# Exercise task
Restate each of the lines below word for word and drop every picture.

_ _ _

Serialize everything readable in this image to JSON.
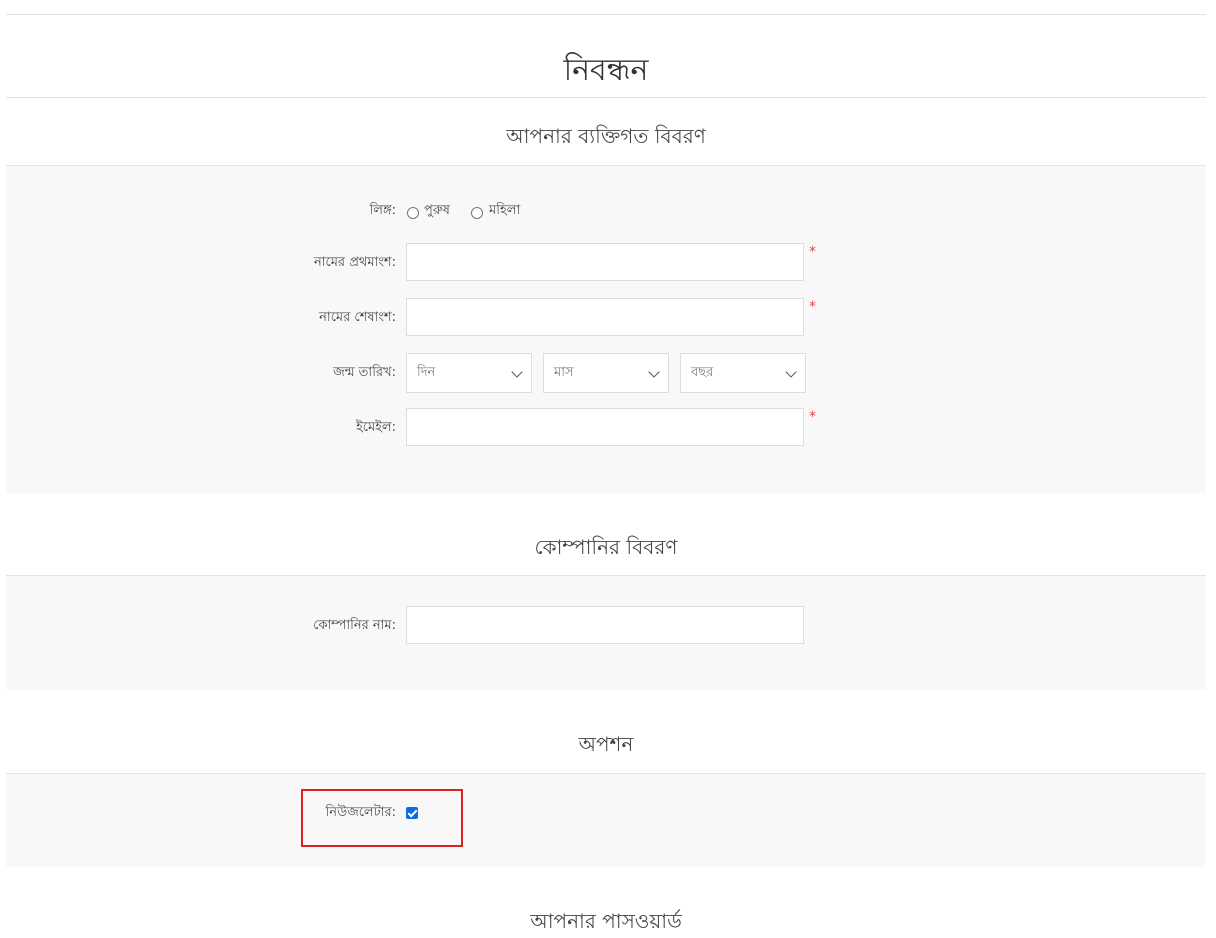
{
  "page": {
    "title": "নিবন্ধন"
  },
  "sections": {
    "personal": {
      "title": "আপনার ব্যক্তিগত বিবরণ",
      "gender_label": "লিঙ্গ:",
      "gender_options": [
        "পুরুষ",
        "মহিলা"
      ],
      "first_name_label": "নামের প্রথমাংশ:",
      "first_name_value": "",
      "last_name_label": "নামের শেষাংশ:",
      "last_name_value": "",
      "dob_label": "জন্ম তারিখ:",
      "dob_day": "দিন",
      "dob_month": "মাস",
      "dob_year": "বছর",
      "email_label": "ইমেইল:",
      "email_value": "",
      "required_marker": "*"
    },
    "company": {
      "title": "কোম্পানির বিবরণ",
      "company_name_label": "কোম্পানির নাম:",
      "company_name_value": ""
    },
    "options": {
      "title": "অপশন",
      "newsletter_label": "নিউজলেটার:",
      "newsletter_checked": true
    },
    "password": {
      "title": "আপনার পাসওয়ার্ড"
    }
  },
  "colors": {
    "panel_bg": "#f8f8f8",
    "required": "#e4434b",
    "checkbox": "#0b6ee0",
    "highlight": "#e02020"
  }
}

_ _ _

# Task response
Serialize everything readable in this image to JSON.
{
  "page": {
    "title": "নিবন্ধন"
  },
  "sections": {
    "personal": {
      "title": "আপনার ব্যক্তিগত বিবরণ",
      "gender_label": "লিঙ্গ:",
      "gender_options": [
        "পুরুষ",
        "মহিলা"
      ],
      "first_name_label": "নামের প্রথমাংশ:",
      "first_name_value": "",
      "last_name_label": "নামের শেষাংশ:",
      "last_name_value": "",
      "dob_label": "জন্ম তারিখ:",
      "dob_day": "দিন",
      "dob_month": "মাস",
      "dob_year": "বছর",
      "email_label": "ইমেইল:",
      "email_value": "",
      "required_marker": "*"
    },
    "company": {
      "title": "কোম্পানির বিবরণ",
      "company_name_label": "কোম্পানির নাম:",
      "company_name_value": ""
    },
    "options": {
      "title": "অপশন",
      "newsletter_label": "নিউজলেটার:",
      "newsletter_checked": true
    },
    "password": {
      "title": "আপনার পাসওয়ার্ড"
    }
  },
  "colors": {
    "panel_bg": "#f8f8f8",
    "required": "#e4434b",
    "checkbox": "#0b6ee0",
    "highlight": "#e02020"
  }
}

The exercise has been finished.